• **EXERCISE DIRECTIONS**
Reproduce verbatim only the lines from the one containing "Give me a plain-text" through the last line below, both included.

• **DATA EXCERPTS**
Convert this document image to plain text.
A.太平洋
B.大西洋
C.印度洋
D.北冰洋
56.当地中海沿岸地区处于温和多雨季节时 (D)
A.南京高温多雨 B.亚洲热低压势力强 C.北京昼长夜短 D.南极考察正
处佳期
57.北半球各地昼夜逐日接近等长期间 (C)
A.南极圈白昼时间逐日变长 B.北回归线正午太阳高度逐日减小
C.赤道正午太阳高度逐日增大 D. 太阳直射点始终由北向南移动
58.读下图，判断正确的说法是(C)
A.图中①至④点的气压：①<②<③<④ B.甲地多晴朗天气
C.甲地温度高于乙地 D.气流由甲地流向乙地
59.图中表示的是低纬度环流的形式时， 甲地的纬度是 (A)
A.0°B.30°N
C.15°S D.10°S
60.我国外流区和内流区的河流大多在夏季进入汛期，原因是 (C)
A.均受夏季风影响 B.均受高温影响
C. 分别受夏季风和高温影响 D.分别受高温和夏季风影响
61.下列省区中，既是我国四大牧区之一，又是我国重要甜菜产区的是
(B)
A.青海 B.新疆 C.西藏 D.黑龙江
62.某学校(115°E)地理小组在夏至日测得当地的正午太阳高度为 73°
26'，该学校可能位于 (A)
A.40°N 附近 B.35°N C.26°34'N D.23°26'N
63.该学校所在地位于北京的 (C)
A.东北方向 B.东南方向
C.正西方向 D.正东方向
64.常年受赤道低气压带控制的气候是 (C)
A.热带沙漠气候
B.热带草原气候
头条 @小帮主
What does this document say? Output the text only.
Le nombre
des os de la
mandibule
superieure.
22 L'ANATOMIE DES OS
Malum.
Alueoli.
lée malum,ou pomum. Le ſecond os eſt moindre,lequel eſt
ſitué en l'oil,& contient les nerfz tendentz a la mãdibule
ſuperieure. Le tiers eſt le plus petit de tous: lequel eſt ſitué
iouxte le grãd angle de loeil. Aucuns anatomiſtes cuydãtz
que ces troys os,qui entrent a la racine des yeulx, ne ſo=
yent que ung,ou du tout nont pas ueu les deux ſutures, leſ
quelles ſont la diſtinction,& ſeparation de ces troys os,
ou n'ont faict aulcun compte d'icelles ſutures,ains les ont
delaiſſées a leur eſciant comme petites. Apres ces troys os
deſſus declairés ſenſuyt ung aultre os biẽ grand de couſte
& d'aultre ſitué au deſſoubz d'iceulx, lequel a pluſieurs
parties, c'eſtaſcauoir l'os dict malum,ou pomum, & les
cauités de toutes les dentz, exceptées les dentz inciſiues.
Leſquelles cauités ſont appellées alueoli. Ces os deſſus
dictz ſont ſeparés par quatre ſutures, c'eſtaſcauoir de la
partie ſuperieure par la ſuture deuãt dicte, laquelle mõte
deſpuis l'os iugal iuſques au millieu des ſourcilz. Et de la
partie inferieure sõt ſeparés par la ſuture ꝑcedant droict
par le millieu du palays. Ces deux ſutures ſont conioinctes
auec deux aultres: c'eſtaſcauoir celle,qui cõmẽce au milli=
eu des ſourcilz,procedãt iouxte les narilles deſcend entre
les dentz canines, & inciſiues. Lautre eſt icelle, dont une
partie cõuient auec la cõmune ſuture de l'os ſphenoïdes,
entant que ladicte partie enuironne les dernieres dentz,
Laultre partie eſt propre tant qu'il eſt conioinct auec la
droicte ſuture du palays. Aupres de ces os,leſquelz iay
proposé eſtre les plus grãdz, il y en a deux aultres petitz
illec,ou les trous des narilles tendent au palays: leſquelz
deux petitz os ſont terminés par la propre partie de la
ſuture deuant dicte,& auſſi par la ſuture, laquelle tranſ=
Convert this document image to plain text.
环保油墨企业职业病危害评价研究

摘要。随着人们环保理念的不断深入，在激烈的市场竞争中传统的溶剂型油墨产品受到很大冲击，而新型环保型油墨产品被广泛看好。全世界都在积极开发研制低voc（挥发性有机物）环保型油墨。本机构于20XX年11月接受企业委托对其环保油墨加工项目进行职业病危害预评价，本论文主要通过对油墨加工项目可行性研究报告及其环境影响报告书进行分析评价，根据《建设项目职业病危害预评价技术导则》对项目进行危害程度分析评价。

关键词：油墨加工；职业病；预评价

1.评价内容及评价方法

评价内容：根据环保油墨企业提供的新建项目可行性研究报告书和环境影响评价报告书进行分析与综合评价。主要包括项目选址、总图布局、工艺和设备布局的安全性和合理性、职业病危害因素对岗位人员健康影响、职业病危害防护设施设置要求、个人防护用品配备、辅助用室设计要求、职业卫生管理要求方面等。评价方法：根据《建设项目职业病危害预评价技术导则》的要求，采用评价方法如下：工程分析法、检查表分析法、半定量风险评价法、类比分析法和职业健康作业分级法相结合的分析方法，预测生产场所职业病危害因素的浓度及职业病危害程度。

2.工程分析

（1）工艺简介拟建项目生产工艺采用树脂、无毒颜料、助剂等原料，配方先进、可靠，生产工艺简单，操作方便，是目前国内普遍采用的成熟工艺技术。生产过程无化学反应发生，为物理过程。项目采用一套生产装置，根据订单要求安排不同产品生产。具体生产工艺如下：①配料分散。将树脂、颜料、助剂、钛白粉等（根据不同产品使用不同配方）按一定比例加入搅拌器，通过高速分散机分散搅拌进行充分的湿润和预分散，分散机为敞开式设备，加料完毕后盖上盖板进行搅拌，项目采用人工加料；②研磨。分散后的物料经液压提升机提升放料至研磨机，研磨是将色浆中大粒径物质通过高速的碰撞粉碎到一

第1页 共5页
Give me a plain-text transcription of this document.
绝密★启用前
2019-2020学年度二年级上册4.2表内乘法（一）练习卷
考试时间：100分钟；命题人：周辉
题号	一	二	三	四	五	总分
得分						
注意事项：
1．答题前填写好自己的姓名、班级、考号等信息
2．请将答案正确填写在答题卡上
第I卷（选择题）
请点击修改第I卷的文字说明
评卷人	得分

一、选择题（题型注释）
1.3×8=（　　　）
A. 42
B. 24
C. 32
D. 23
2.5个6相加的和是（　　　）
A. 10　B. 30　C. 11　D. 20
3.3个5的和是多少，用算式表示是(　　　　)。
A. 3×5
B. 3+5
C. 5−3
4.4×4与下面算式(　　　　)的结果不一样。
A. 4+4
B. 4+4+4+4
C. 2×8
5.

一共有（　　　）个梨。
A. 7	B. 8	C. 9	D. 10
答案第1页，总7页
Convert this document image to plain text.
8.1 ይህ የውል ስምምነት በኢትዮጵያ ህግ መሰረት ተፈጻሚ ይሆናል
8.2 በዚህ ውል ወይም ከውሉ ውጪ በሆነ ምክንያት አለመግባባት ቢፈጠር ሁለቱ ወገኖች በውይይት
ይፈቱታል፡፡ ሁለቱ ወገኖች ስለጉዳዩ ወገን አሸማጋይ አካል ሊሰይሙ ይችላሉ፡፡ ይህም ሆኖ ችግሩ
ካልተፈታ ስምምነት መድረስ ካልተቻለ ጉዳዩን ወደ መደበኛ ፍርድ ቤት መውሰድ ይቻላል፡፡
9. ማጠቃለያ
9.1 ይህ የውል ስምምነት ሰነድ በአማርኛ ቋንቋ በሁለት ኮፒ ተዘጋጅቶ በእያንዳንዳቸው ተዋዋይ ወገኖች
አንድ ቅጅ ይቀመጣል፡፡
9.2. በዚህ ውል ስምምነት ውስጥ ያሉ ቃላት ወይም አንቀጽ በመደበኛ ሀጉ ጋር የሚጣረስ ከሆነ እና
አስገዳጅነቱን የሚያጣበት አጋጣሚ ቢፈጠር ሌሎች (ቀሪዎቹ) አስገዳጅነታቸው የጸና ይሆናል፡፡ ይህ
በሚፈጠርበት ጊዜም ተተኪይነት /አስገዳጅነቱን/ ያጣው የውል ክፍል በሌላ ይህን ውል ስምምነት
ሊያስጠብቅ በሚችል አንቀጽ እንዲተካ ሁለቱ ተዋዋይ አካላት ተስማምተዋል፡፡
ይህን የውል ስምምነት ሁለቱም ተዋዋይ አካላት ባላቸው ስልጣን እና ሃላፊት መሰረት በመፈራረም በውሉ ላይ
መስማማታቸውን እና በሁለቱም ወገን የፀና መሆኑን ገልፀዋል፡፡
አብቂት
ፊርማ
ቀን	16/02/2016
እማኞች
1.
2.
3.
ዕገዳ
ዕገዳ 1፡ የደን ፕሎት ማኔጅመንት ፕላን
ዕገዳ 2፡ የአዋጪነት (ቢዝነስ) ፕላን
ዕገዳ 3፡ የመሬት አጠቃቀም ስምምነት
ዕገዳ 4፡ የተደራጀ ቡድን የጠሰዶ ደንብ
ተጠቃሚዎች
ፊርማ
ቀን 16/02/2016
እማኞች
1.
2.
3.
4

• **EXPECTED OUTPUT**
Give me a plain-text transcription of this document.
绝密★启用前
2019-2020学年度二年级上册4.2表内乘法（一）练习卷
考试时间：100分钟；命题人：周辉
题号	一	二	三	四	五	总分
得分						
注意事项：
1．答题前填写好自己的姓名、班级、考号等信息
2．请将答案正确填写在答题卡上
第I卷（选择题）
请点击修改第I卷的文字说明
评卷人	得分

一、选择题（题型注释）
1.3×8=（　　　）
A. 42
B. 24
C. 32
D. 23
2.5个6相加的和是（　　　）
A. 10　B. 30　C. 11　D. 20
3.3个5的和是多少，用算式表示是(　　　　)。
A. 3×5
B. 3+5
C. 5−3
4.4×4与下面算式(　　　　)的结果不一样。
A. 4+4
B. 4+4+4+4
C. 2×8
5.

一共有（　　　）个梨。
A. 7	B. 8	C. 9	D. 10
答案第1页，总7页
Convert this document image to plain text.
8.1 ይህ የውል ስምምነት በኢትዮጵያ ህግ መሰረት ተፈጻሚ ይሆናል
8.2 በዚህ ውል ወይም ከውሉ ውጪ በሆነ ምክንያት አለመግባባት ቢፈጠር ሁለቱ ወገኖች በውይይት
ይፈቱታል፡፡ ሁለቱ ወገኖች ስለጉዳዩ ወገን አሸማጋይ አካል ሊሰይሙ ይችላሉ፡፡ ይህም ሆኖ ችግሩ
ካልተፈታ ስምምነት መድረስ ካልተቻለ ጉዳዩን ወደ መደበኛ ፍርድ ቤት መውሰድ ይቻላል፡፡
9. ማጠቃለያ
9.1 ይህ የውል ስምምነት ሰነድ በአማርኛ ቋንቋ በሁለት ኮፒ ተዘጋጅቶ በእያንዳንዳቸው ተዋዋይ ወገኖች
አንድ ቅጅ ይቀመጣል፡፡
9.2. በዚህ ውል ስምምነት ውስጥ ያሉ ቃላት ወይም አንቀጽ በመደበኛ ሀጉ ጋር የሚጣረስ ከሆነ እና
አስገዳጅነቱን የሚያጣበት አጋጣሚ ቢፈጠር ሌሎች (ቀሪዎቹ) አስገዳጅነታቸው የጸና ይሆናል፡፡ ይህ
በሚፈጠርበት ጊዜም ተተኪይነት /አስገዳጅነቱን/ ያጣው የውል ክፍል በሌላ ይህን ውል ስምምነት
ሊያስጠብቅ በሚችል አንቀጽ እንዲተካ ሁለቱ ተዋዋይ አካላት ተስማምተዋል፡፡
ይህን የውል ስምምነት ሁለቱም ተዋዋይ አካላት ባላቸው ስልጣን እና ሃላፊት መሰረት በመፈራረም በውሉ ላይ
መስማማታቸውን እና በሁለቱም ወገን የፀና መሆኑን ገልፀዋል፡፡
አብቂት
ፊርማ
ቀን	16/02/2016
እማኞች
1.
2.
3.
ዕገዳ
ዕገዳ 1፡ የደን ፕሎት ማኔጅመንት ፕላን
ዕገዳ 2፡ የአዋጪነት (ቢዝነስ) ፕላን
ዕገዳ 3፡ የመሬት አጠቃቀም ስምምነት
ዕገዳ 4፡ የተደራጀ ቡድን የጠሰዶ ደንብ
ተጠቃሚዎች
ፊርማ
ቀን 16/02/2016
እማኞች
1.
2.
3.
4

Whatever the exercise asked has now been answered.